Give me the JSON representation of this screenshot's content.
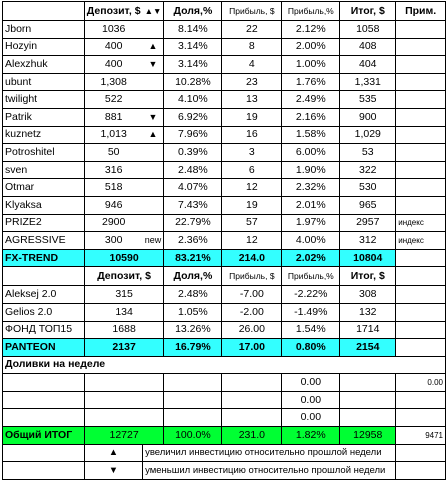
{
  "header": {
    "name": "",
    "deposit": "Депозит, $",
    "arrows": "▲▼",
    "share": "Доля,%",
    "profit": "Прибыль, $",
    "profit_pct": "Прибыль,%",
    "total": "Итог, $",
    "note": "Прим."
  },
  "rows": [
    {
      "name": "Jborn",
      "arrow": "",
      "deposit": "1036",
      "flag": "",
      "share": "8.14%",
      "profit": "22",
      "profit_pct": "2.12%",
      "total": "1058",
      "note": ""
    },
    {
      "name": "Hozyin",
      "arrow": "▲",
      "deposit": "400",
      "flag": "",
      "share": "3.14%",
      "profit": "8",
      "profit_pct": "2.00%",
      "total": "408",
      "note": ""
    },
    {
      "name": "Alexzhuk",
      "arrow": "▼",
      "deposit": "400",
      "flag": "",
      "share": "3.14%",
      "profit": "4",
      "profit_pct": "1.00%",
      "total": "404",
      "note": ""
    },
    {
      "name": "ubunt",
      "arrow": "",
      "deposit": "1,308",
      "flag": "",
      "share": "10.28%",
      "profit": "23",
      "profit_pct": "1.76%",
      "total": "1,331",
      "note": ""
    },
    {
      "name": "twilight",
      "arrow": "",
      "deposit": "522",
      "flag": "",
      "share": "4.10%",
      "profit": "13",
      "profit_pct": "2.49%",
      "total": "535",
      "note": ""
    },
    {
      "name": "Patrik",
      "arrow": "▼",
      "deposit": "881",
      "flag": "",
      "share": "6.92%",
      "profit": "19",
      "profit_pct": "2.16%",
      "total": "900",
      "note": ""
    },
    {
      "name": "kuznetz",
      "arrow": "▲",
      "deposit": "1,013",
      "flag": "",
      "share": "7.96%",
      "profit": "16",
      "profit_pct": "1.58%",
      "total": "1,029",
      "note": ""
    },
    {
      "name": "Potroshitel",
      "arrow": "",
      "deposit": "50",
      "flag": "",
      "share": "0.39%",
      "profit": "3",
      "profit_pct": "6.00%",
      "total": "53",
      "note": ""
    },
    {
      "name": "sven",
      "arrow": "",
      "deposit": "316",
      "flag": "",
      "share": "2.48%",
      "profit": "6",
      "profit_pct": "1.90%",
      "total": "322",
      "note": ""
    },
    {
      "name": "Otmar",
      "arrow": "",
      "deposit": "518",
      "flag": "",
      "share": "4.07%",
      "profit": "12",
      "profit_pct": "2.32%",
      "total": "530",
      "note": ""
    },
    {
      "name": "Klyaksa",
      "arrow": "",
      "deposit": "946",
      "flag": "",
      "share": "7.43%",
      "profit": "19",
      "profit_pct": "2.01%",
      "total": "965",
      "note": ""
    },
    {
      "name": "PRIZE2",
      "arrow": "",
      "deposit": "2900",
      "flag": "",
      "share": "22.79%",
      "profit": "57",
      "profit_pct": "1.97%",
      "total": "2957",
      "note": "индекс"
    },
    {
      "name": "AGRESSIVE",
      "arrow": "",
      "deposit": "300",
      "flag": "new",
      "share": "2.36%",
      "profit": "12",
      "profit_pct": "4.00%",
      "total": "312",
      "note": "индекс"
    }
  ],
  "fx_trend": {
    "name": "FX-TREND",
    "deposit": "10590",
    "share": "83.21%",
    "profit": "214.0",
    "profit_pct": "2.02%",
    "total": "10804"
  },
  "header2": {
    "deposit": "Депозит, $",
    "share": "Доля,%",
    "profit": "Прибыль, $",
    "profit_pct": "Прибыль,%",
    "total": "Итог, $"
  },
  "rows2": [
    {
      "name": "Aleksej 2.0",
      "deposit": "315",
      "share": "2.48%",
      "profit": "-7.00",
      "profit_pct": "-2.22%",
      "total": "308"
    },
    {
      "name": "Gelios 2.0",
      "deposit": "134",
      "share": "1.05%",
      "profit": "-2.00",
      "profit_pct": "-1.49%",
      "total": "132"
    },
    {
      "name": "ФОНД ТОП15",
      "deposit": "1688",
      "share": "13.26%",
      "profit": "26.00",
      "profit_pct": "1.54%",
      "total": "1714"
    }
  ],
  "panteon": {
    "name": "PANTEON",
    "deposit": "2137",
    "share": "16.79%",
    "profit": "17.00",
    "profit_pct": "0.80%",
    "total": "2154"
  },
  "dolivki": {
    "title": "Доливки на неделе",
    "rows": [
      {
        "share": "0.00",
        "note": "0.00"
      },
      {
        "share": "0.00",
        "note": ""
      },
      {
        "share": "0.00",
        "note": ""
      }
    ]
  },
  "grand_total": {
    "name": "Общий ИТОГ",
    "deposit": "12727",
    "share": "100.0%",
    "profit": "231.0",
    "profit_pct": "1.82%",
    "total": "12958",
    "note": "9471"
  },
  "legend": [
    {
      "arrow": "▲",
      "text": "увеличил инвестицию относительно прошлой недели"
    },
    {
      "arrow": "▼",
      "text": "уменьшил инвестицию относительно прошлой недели"
    }
  ]
}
· · · · ·
What is being asked
Gather each line from the entries above that includes the word "text".

Worked solution
      "text": "увеличил инвестицию относительно прошлой недели"
      "text": "уменьшил инвестицию относительно прошлой недели"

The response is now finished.